To do:
Return the listing below in full, with every line exactly as it is.

Chart and figure data:
---+---

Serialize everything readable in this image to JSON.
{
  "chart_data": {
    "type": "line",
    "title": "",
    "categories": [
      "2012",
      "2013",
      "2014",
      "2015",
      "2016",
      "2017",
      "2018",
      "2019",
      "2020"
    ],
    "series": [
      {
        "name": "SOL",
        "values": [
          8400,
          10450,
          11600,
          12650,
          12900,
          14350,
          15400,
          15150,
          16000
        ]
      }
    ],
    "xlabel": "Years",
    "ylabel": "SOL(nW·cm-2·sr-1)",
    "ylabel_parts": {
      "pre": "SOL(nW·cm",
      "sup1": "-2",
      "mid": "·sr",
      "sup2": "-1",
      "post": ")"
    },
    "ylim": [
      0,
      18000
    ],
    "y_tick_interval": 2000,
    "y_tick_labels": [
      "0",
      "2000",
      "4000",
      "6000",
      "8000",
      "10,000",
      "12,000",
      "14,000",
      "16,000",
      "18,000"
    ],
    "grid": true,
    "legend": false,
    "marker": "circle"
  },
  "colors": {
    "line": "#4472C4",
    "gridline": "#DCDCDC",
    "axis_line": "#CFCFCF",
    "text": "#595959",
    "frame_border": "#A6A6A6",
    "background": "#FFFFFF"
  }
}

---+---

Complete output:
Serialize everything readable in this image to JSON.
{
  "chart_data": {
    "type": "line",
    "title": "",
    "categories": [
      "2012",
      "2013",
      "2014",
      "2015",
      "2016",
      "2017",
      "2018",
      "2019",
      "2020"
    ],
    "series": [
      {
        "name": "SOL",
        "values": [
          8400,
          10450,
          11600,
          12650,
          12900,
          14350,
          15400,
          15150,
          16000
        ]
      }
    ],
    "xlabel": "Years",
    "ylabel": "SOL(nW·cm-2·sr-1)",
    "ylabel_parts": {
      "pre": "SOL(nW·cm",
      "sup1": "-2",
      "mid": "·sr",
      "sup2": "-1",
      "post": ")"
    },
    "ylim": [
      0,
      18000
    ],
    "y_tick_interval": 2000,
    "y_tick_labels": [
      "0",
      "2000",
      "4000",
      "6000",
      "8000",
      "10,000",
      "12,000",
      "14,000",
      "16,000",
      "18,000"
    ],
    "grid": true,
    "legend": false,
    "marker": "circle"
  },
  "colors": {
    "line": "#4472C4",
    "gridline": "#DCDCDC",
    "axis_line": "#CFCFCF",
    "text": "#595959",
    "frame_border": "#A6A6A6",
    "background": "#FFFFFF"
  }
}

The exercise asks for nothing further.